Hello,
On Fri, 22 Oct 2010, Simon Horman wrote:
Hi Hans,
this is a re-base of your patch-set against the current nf-next-2.6 tree,
which includes all the changes currently queued for 2.6.37-rc1 and nothing
else.
I also removed the BUG_ON() statements and incorported various
suggestions that were made in response to your original post.
It is compile tested only (partly because I am in an areoplane).
I have not re-split the patches into logical units.
Having worked with these patches a bit, I really think
that split needs to occur.
For the benefit of others, your original cover email is below,
updated as appropriate.
-----
This patch series adds network name space (netns) support to the LVS.
REVISION
This is version 2
OVERVIEW
The patch doesn't remove or add any functionality except for netns.
For users that don't use network name space (netns) this patch is
completely transparent.
No it's possible to run LVS in a Linux container (see lxc-tools)
i.e. a light weight virtualization. For example it's possible to run
one or several lvs on a real server in their own network name spaces.
From the LVS point of view it looks like it runs on it's own machine.
IMPLEMENTATION
Basic requirements for netns awareness
- Global variables has to be moved to dyn. allocated memory.
Most global variables now resides in a struct ipvs { } in netns/ip_vs.h.
What is moved and what is not ?
Some cache aligned locks are still in global, module init params and some debug_level.
Algorithm files they are untouched.
QUESTIONS
Drop rate in ip_vs_ctl per netns or grand total ?
If different containers can have different memory limit
we should restrict their memory with per-ns limits
and variables, i.e. DoS logic per-ns.
Should more lock variables be moved (or less) ?
Include files,
A new file added include/net/netns/ip_vs.h containg all netns specific data.
include/net/net_namespce.h, pointer to "struct ipvs" added.
include/net/ip_vs.h a new struct added, and many prototypes changed.
* ip_vs_core.c
All netns init origins from this file - ip_vs_init()
* ip_vs_conn.c
Lock array for conn table is kept due to performance,
(or am I wrong here ?).
"static struct ip_vs_aligned_lock
__ip_vs_conntbl_lock_array[CT_LOCKARRAY_SIZE] __cacheline_aligned;"
* ip_vs_ctl.c
drop_ rate is still global
May be should be per-ns
TESTING
This patch have been running for a month now with three LVS/machine
one in root name-space and two in other name-space.

= = = = = = =

### [Requirements]
**a.** In the text on network namespace support for LVS, why should memory be restricted with per-namespace limits and variables?
**b.** Write out the entries from their first line through the line that contains "Text: Multi-purpose tray", inclusive, without changing anything.

= = = = = = =

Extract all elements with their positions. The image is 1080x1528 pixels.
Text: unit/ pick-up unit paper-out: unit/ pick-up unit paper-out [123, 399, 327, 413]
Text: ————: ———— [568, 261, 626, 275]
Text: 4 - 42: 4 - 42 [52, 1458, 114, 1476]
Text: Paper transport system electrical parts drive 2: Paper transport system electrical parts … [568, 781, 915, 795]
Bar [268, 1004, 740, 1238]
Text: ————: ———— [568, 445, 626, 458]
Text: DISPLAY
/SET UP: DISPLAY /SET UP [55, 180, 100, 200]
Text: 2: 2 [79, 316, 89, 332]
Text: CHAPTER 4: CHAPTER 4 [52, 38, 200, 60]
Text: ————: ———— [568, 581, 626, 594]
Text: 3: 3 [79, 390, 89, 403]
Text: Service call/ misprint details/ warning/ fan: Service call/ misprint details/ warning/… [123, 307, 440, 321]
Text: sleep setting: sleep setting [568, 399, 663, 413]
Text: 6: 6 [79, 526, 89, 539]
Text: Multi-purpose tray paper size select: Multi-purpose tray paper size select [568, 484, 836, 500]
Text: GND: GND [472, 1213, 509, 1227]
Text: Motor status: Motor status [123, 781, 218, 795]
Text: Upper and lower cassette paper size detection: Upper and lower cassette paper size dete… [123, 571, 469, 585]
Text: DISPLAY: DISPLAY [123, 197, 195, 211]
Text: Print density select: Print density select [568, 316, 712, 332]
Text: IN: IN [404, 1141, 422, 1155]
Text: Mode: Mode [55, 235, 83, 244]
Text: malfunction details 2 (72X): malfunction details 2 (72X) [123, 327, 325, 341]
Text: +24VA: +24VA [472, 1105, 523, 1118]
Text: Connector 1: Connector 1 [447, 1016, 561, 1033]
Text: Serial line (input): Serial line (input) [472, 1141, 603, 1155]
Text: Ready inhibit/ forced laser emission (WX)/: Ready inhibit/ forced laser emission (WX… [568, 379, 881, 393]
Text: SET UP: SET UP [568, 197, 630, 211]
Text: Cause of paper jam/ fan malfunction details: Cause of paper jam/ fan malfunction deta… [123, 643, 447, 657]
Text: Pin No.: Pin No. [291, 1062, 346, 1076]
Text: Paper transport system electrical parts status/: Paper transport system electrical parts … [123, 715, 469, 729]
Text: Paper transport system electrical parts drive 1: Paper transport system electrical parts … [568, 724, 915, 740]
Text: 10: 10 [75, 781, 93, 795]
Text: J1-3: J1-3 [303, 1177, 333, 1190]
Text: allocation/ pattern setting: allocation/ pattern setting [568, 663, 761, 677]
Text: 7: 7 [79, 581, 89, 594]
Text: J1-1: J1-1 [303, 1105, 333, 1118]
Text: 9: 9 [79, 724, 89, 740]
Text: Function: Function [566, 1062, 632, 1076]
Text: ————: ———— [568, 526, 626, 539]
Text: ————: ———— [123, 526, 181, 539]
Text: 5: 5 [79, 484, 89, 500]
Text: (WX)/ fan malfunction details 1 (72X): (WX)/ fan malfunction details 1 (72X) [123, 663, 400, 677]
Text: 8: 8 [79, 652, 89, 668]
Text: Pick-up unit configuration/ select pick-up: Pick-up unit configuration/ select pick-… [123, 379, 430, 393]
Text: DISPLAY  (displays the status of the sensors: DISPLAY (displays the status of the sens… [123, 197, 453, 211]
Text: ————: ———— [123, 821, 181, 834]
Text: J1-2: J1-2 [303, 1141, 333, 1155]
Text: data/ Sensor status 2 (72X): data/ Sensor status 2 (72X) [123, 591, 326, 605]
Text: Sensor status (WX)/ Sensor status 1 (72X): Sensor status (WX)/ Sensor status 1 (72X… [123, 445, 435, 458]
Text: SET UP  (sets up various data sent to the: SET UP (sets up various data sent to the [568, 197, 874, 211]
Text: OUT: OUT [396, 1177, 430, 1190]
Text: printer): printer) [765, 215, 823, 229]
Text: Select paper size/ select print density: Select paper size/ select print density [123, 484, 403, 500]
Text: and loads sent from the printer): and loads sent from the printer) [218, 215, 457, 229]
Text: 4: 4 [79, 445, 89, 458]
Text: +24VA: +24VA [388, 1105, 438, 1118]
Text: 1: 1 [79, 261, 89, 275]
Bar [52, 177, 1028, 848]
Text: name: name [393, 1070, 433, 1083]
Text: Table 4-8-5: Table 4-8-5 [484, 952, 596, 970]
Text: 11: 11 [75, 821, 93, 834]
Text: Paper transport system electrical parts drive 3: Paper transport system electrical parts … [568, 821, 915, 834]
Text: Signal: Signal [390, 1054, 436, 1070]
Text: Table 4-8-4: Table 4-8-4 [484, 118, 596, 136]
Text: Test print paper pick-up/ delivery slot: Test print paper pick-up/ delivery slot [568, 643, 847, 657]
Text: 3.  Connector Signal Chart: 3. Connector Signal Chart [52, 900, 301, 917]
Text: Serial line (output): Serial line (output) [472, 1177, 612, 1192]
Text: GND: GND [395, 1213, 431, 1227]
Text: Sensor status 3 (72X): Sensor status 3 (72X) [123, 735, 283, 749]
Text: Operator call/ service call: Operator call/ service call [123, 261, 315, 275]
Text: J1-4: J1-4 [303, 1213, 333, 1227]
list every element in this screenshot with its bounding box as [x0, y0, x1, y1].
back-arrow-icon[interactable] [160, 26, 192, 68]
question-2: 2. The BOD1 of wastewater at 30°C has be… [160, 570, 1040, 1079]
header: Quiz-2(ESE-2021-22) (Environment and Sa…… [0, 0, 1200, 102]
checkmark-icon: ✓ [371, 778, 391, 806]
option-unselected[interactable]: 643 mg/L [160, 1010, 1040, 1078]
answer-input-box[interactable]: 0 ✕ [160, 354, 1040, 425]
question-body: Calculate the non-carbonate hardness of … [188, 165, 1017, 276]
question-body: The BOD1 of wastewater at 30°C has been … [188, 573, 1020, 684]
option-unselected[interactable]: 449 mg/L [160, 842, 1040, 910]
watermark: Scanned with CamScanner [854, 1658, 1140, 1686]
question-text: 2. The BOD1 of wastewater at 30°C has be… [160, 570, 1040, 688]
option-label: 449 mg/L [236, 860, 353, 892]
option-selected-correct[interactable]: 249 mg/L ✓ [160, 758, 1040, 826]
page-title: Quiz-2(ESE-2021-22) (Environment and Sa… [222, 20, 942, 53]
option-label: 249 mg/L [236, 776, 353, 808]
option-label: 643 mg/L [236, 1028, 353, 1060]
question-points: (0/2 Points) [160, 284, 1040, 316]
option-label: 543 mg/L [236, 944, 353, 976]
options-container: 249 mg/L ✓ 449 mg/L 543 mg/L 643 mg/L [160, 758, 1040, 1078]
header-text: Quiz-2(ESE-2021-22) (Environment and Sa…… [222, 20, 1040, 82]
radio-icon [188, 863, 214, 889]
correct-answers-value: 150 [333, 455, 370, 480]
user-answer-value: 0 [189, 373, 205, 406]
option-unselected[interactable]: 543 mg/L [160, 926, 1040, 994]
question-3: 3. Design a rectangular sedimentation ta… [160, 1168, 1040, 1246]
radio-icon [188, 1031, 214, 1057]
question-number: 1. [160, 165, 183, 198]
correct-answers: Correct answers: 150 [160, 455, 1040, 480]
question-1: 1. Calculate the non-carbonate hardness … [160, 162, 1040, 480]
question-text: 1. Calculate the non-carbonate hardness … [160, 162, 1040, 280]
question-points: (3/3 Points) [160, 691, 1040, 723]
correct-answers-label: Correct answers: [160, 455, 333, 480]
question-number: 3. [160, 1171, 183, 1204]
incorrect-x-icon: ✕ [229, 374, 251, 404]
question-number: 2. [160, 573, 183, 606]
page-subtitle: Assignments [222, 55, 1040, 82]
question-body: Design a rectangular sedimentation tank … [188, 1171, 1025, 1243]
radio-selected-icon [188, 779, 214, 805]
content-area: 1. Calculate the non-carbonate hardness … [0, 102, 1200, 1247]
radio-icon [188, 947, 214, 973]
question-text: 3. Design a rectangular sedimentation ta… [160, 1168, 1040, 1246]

= = = = = = =

### [Answer set]
**a.** Different containers can have different memory limits. Memory should therefore be restricted with per-namespace limits and variables, which makes the DoS logic per-namespace.

**b.**
Extract all elements with their positions. The image is 1080x1528 pixels.
Text: unit/ pick-up unit paper-out: unit/ pick-up unit paper-out [123, 399, 327, 413]
Text: ————: ———— [568, 261, 626, 275]
Text: 4 - 42: 4 - 42 [52, 1458, 114, 1476]
Text: Paper transport system electrical parts drive 2: Paper transport system electrical parts … [568, 781, 915, 795]
Bar [268, 1004, 740, 1238]
Text: ————: ———— [568, 445, 626, 458]
Text: DISPLAY
/SET UP: DISPLAY /SET UP [55, 180, 100, 200]
Text: 2: 2 [79, 316, 89, 332]
Text: CHAPTER 4: CHAPTER 4 [52, 38, 200, 60]
Text: ————: ———— [568, 581, 626, 594]
Text: 3: 3 [79, 390, 89, 403]
Text: Service call/ misprint details/ warning/ fan: Service call/ misprint details/ warning/… [123, 307, 440, 321]
Text: sleep setting: sleep setting [568, 399, 663, 413]
Text: 6: 6 [79, 526, 89, 539]
Text: Multi-purpose tray paper size select: Multi-purpose tray paper size select [568, 484, 836, 500]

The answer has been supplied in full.